— Data provided —
☆ ☆ ☆ ☆ ☆ ☆ ☆

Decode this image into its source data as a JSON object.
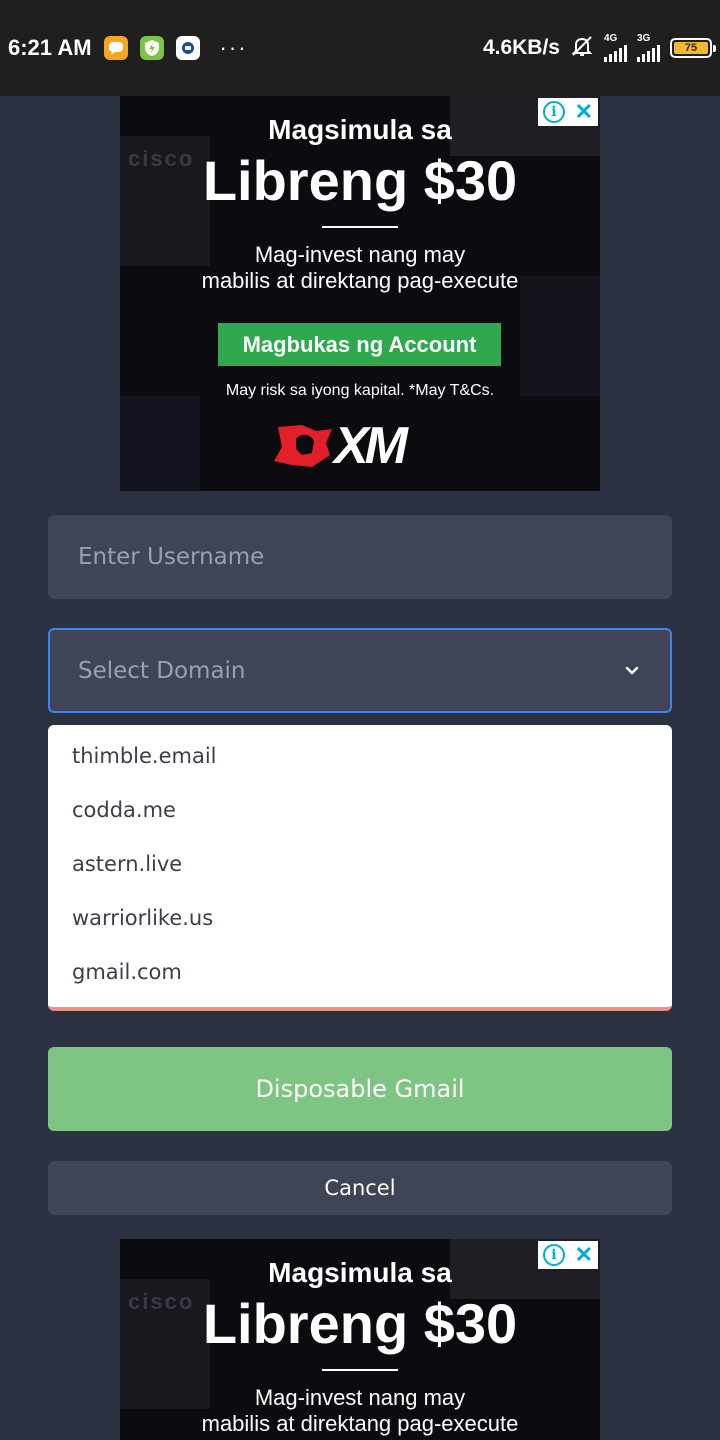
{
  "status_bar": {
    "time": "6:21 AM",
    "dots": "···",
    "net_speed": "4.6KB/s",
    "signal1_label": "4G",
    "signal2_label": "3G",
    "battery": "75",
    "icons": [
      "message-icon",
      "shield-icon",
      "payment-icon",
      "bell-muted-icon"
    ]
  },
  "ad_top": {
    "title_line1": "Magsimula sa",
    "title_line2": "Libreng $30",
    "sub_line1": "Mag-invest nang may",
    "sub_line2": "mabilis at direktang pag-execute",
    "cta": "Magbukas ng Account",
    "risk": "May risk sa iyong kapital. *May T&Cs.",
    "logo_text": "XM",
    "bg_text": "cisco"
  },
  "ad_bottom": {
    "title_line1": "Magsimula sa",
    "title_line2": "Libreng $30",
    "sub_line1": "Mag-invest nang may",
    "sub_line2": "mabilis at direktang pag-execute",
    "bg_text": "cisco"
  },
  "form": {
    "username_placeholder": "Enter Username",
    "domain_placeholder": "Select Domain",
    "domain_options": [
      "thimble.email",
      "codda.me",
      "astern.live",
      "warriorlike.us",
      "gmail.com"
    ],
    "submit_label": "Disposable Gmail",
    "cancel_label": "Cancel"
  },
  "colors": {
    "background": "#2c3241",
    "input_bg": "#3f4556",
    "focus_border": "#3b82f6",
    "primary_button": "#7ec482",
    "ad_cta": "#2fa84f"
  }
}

☆ ☆ ☆ ☆ ☆ ☆ ☆

— What to produce —
Drop the images and quote the entries word for word.

— Exercise answer —
Decode this image into its source data as a JSON object.
{
  "status_bar": {
    "time": "6:21 AM",
    "dots": "···",
    "net_speed": "4.6KB/s",
    "signal1_label": "4G",
    "signal2_label": "3G",
    "battery": "75",
    "icons": [
      "message-icon",
      "shield-icon",
      "payment-icon",
      "bell-muted-icon"
    ]
  },
  "ad_top": {
    "title_line1": "Magsimula sa",
    "title_line2": "Libreng $30",
    "sub_line1": "Mag-invest nang may",
    "sub_line2": "mabilis at direktang pag-execute",
    "cta": "Magbukas ng Account",
    "risk": "May risk sa iyong kapital. *May T&Cs.",
    "logo_text": "XM",
    "bg_text": "cisco"
  },
  "ad_bottom": {
    "title_line1": "Magsimula sa",
    "title_line2": "Libreng $30",
    "sub_line1": "Mag-invest nang may",
    "sub_line2": "mabilis at direktang pag-execute",
    "bg_text": "cisco"
  },
  "form": {
    "username_placeholder": "Enter Username",
    "domain_placeholder": "Select Domain",
    "domain_options": [
      "thimble.email",
      "codda.me",
      "astern.live",
      "warriorlike.us",
      "gmail.com"
    ],
    "submit_label": "Disposable Gmail",
    "cancel_label": "Cancel"
  },
  "colors": {
    "background": "#2c3241",
    "input_bg": "#3f4556",
    "focus_border": "#3b82f6",
    "primary_button": "#7ec482",
    "ad_cta": "#2fa84f"
  }
}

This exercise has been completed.